** Start Text section **
With great pleasure, I would like to turn the call over to Mark Kalvoda, our Chief Financial Officer, to review our financials in greater detail.
Mark Kalvoda - CFO
Turning to Slide 6, our total revenue for fiscal 2011 fourth quarter grew 45.9% to $368.1 million, compared to the same period last year, primarily reflecting our strong equipment sales. We achieved parts revenue growth during the fourth quarter of fiscal 2011 over strong comps from the fourth quarter of fiscal 2010. Organic and acquired growth continues to drive all three of our revenue streams.
Turning to Slide 7, our gross profit for the quarter was $56.1 million. Our gross profit margin improved to 15.2% from 14.7% last year. The improvement in gross margins was driven by higher equipment margins due to increased market demand and the timing and increased amount earned under manufacturer incentive programs compared to the same period last year.
We improved our operating expenses as a percentage of net sales in the fourth quarter of fiscal 2011. Expenses decreased to 10.5% of sales, a 130 basis point improvement, which reflects our ability to leverage fixed operating costs across higher revenues.
** End Text section **
** Start Data section **
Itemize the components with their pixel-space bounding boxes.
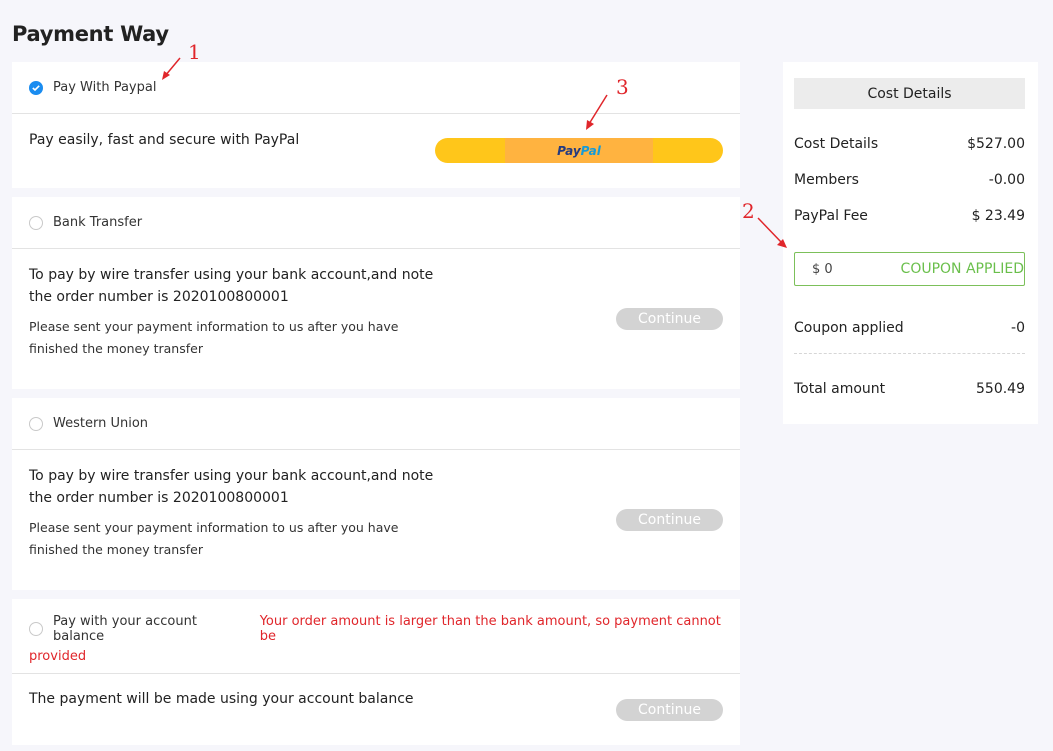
** End Data section **
* Direction 1 *
In the earnings call text, translate this sentence into Spanish: "Our gross profit margin improved to 15.2% from 14.7% last year."
* Direction 2 *
Write what follows the final sentence of the earnings call text, keeping its voice.

* Final result 1 *
Nuestro margen de beneficio bruto mejoró al 15,2 % desde el 14,7 % del año pasado.

* Final result 2 *
Our pretax margins improved to 4.7%, which represents a 230 basis point improvement over the fourth quarter of last year. The improvement reflects operating leverage, improved gross margins, and the positive impact of lower floor-plan interest expense from our new credit agreement which began in the fourth quarter. Earnings per diluted share for the fiscal fourth quarter 2011 increased to $0.57 compared to $0.19 in the fourth quarter last year.
Turning to Slide 8, you'll see our revenue for the full year. We generated $1.09 billion in sales in fiscal 2011, which represents a 30.5% increase compared to last year. The increase was driven by both organic and acquisition growth. All three of our revenue streams contributed to this growth.
On Slide 9, we have an overview of our full-year financials. Our gross profit for fiscal 2011 increased to $174.6 million. Our gross profit margin declined 90 basis points to 15.9%. Gross margins were impacted primarily by lower equipment margins in the earlier quarters of fiscal 2011 due to the market pricing pressures.
Operating expenses improved 110 basis points to 11.9% sales, which again reflects our ability to achieve operating leverage with higher revenues.
Our pretax margins improved 20 basis points to 3.4%. Keep in mind that full-year pretax margins only included the benefit of lower floor-plan interest expense for the fourth quarter when we entered into the new senior credit facility.
Turning Slide 10, we provide an overview of our balance sheet highlights at the end of fiscal 2011. We have cash and cash equivalents of $76 million. Our inventory is $432 million, which we believe is an appropriate level to support our annual sales plan.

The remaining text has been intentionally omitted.